__What the task asks__. Find every line with the word "which" and give their count, nothing else.

Stored items from a collection:
========================================
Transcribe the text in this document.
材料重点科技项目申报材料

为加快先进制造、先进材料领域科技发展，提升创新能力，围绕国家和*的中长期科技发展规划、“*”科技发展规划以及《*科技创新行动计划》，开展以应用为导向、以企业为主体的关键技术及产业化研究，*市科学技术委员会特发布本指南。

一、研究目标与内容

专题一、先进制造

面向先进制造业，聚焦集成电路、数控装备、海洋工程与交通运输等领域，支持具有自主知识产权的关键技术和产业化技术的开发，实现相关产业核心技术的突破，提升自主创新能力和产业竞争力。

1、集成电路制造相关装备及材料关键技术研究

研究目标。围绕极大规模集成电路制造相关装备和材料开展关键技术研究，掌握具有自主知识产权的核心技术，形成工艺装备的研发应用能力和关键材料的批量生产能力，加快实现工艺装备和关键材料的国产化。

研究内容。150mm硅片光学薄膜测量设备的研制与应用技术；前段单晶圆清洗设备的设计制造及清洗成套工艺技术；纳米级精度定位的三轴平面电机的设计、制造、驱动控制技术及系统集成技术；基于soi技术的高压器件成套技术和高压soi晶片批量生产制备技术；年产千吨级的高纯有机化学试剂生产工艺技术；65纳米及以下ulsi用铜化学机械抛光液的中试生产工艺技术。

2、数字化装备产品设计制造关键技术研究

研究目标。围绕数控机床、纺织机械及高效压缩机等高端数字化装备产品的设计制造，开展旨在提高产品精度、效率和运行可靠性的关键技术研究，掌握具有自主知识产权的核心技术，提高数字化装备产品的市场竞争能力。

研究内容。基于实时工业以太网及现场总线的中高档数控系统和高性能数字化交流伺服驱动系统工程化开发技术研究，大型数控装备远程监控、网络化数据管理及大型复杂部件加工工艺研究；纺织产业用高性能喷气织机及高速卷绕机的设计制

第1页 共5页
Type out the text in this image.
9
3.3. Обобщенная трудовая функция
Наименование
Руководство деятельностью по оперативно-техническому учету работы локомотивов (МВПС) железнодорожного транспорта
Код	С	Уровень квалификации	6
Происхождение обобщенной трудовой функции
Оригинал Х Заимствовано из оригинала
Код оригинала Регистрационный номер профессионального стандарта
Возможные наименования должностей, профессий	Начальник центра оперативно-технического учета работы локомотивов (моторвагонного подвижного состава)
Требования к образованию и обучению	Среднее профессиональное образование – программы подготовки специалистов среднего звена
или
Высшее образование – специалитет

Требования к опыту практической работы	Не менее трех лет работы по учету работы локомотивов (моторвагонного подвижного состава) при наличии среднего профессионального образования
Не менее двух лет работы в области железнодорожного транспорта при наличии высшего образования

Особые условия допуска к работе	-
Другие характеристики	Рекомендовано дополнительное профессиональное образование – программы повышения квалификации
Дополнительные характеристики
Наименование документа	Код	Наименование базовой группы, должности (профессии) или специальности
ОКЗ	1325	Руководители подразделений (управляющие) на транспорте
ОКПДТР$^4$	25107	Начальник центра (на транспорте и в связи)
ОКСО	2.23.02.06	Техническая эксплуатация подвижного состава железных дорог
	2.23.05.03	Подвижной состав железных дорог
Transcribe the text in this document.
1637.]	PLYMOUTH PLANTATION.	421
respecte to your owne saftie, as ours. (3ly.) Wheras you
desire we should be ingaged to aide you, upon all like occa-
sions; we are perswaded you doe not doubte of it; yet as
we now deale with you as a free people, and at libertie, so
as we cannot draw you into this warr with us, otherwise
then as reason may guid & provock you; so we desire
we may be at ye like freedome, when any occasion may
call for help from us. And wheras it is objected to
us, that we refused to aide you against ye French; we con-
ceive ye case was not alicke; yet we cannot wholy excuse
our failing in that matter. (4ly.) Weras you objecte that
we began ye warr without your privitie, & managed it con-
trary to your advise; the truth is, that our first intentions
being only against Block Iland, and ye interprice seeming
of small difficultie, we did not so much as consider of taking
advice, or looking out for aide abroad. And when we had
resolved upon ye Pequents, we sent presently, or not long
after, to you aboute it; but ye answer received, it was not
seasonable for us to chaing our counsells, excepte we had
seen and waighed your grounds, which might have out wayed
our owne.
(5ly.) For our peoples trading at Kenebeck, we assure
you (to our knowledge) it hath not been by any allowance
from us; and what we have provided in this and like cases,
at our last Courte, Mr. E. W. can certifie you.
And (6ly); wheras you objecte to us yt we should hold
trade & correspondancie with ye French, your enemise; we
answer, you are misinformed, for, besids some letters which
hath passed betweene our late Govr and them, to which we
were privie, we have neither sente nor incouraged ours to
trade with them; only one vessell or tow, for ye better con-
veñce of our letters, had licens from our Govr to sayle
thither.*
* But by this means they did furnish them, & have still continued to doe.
========================================
__Exercise output__. 3